BEGIN Material for this exercise

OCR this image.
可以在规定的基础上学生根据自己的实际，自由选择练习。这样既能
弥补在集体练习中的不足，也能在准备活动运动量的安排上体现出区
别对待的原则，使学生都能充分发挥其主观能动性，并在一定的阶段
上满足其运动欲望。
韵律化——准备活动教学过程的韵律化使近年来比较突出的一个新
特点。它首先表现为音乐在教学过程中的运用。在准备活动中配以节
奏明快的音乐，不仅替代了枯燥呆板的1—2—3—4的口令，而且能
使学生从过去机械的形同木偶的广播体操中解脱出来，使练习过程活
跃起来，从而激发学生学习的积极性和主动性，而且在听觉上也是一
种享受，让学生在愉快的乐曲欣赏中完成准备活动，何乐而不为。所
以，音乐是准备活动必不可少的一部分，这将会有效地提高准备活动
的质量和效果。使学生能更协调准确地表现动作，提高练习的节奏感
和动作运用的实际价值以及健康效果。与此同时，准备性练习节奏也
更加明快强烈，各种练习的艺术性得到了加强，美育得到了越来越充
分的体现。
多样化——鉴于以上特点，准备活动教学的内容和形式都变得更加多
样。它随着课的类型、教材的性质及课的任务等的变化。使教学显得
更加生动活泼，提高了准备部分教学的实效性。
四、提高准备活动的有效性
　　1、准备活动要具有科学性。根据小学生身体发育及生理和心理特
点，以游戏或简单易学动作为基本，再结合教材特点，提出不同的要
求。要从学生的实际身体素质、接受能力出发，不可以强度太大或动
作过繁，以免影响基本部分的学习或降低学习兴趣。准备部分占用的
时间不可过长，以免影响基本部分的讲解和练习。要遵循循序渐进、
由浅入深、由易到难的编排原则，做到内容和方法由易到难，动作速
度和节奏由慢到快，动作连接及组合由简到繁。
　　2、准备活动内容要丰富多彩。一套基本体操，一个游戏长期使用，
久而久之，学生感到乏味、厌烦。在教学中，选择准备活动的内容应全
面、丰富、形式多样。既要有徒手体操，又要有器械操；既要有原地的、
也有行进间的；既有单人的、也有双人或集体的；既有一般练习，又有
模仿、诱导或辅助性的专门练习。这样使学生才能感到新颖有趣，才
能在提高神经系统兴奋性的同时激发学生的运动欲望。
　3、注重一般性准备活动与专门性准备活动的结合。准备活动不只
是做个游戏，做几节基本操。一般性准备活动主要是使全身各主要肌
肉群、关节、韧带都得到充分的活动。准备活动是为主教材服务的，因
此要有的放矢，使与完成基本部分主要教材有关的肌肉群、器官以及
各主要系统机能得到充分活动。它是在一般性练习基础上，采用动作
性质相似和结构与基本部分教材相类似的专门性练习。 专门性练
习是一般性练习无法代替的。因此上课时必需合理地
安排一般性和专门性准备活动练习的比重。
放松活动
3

END Material for this exercise

Task statement »
Repeat each record exactly. Omit nothing.

Output of the exercise »
OCR this image.
可以在规定的基础上学生根据自己的实际，自由选择练习。这样既能
弥补在集体练习中的不足，也能在准备活动运动量的安排上体现出区
别对待的原则，使学生都能充分发挥其主观能动性，并在一定的阶段
上满足其运动欲望。
韵律化——准备活动教学过程的韵律化使近年来比较突出的一个新
特点。它首先表现为音乐在教学过程中的运用。在准备活动中配以节
奏明快的音乐，不仅替代了枯燥呆板的1—2—3—4的口令，而且能
使学生从过去机械的形同木偶的广播体操中解脱出来，使练习过程活
跃起来，从而激发学生学习的积极性和主动性，而且在听觉上也是一
种享受，让学生在愉快的乐曲欣赏中完成准备活动，何乐而不为。所
以，音乐是准备活动必不可少的一部分，这将会有效地提高准备活动
的质量和效果。使学生能更协调准确地表现动作，提高练习的节奏感
和动作运用的实际价值以及健康效果。与此同时，准备性练习节奏也
更加明快强烈，各种练习的艺术性得到了加强，美育得到了越来越充
分的体现。
多样化——鉴于以上特点，准备活动教学的内容和形式都变得更加多
样。它随着课的类型、教材的性质及课的任务等的变化。使教学显得
更加生动活泼，提高了准备部分教学的实效性。
四、提高准备活动的有效性
　　1、准备活动要具有科学性。根据小学生身体发育及生理和心理特
点，以游戏或简单易学动作为基本，再结合教材特点，提出不同的要
求。要从学生的实际身体素质、接受能力出发，不可以强度太大或动
作过繁，以免影响基本部分的学习或降低学习兴趣。准备部分占用的
时间不可过长，以免影响基本部分的讲解和练习。要遵循循序渐进、
由浅入深、由易到难的编排原则，做到内容和方法由易到难，动作速
度和节奏由慢到快，动作连接及组合由简到繁。
　　2、准备活动内容要丰富多彩。一套基本体操，一个游戏长期使用，
久而久之，学生感到乏味、厌烦。在教学中，选择准备活动的内容应全
面、丰富、形式多样。既要有徒手体操，又要有器械操；既要有原地的、
也有行进间的；既有单人的、也有双人或集体的；既有一般练习，又有
模仿、诱导或辅助性的专门练习。这样使学生才能感到新颖有趣，才
能在提高神经系统兴奋性的同时激发学生的运动欲望。
　3、注重一般性准备活动与专门性准备活动的结合。准备活动不只
是做个游戏，做几节基本操。一般性准备活动主要是使全身各主要肌
肉群、关节、韧带都得到充分的活动。准备活动是为主教材服务的，因
此要有的放矢，使与完成基本部分主要教材有关的肌肉群、器官以及
各主要系统机能得到充分活动。它是在一般性练习基础上，采用动作
性质相似和结构与基本部分教材相类似的专门性练习。 专门性练
习是一般性练习无法代替的。因此上课时必需合理地
安排一般性和专门性准备活动练习的比重。
放松活动
3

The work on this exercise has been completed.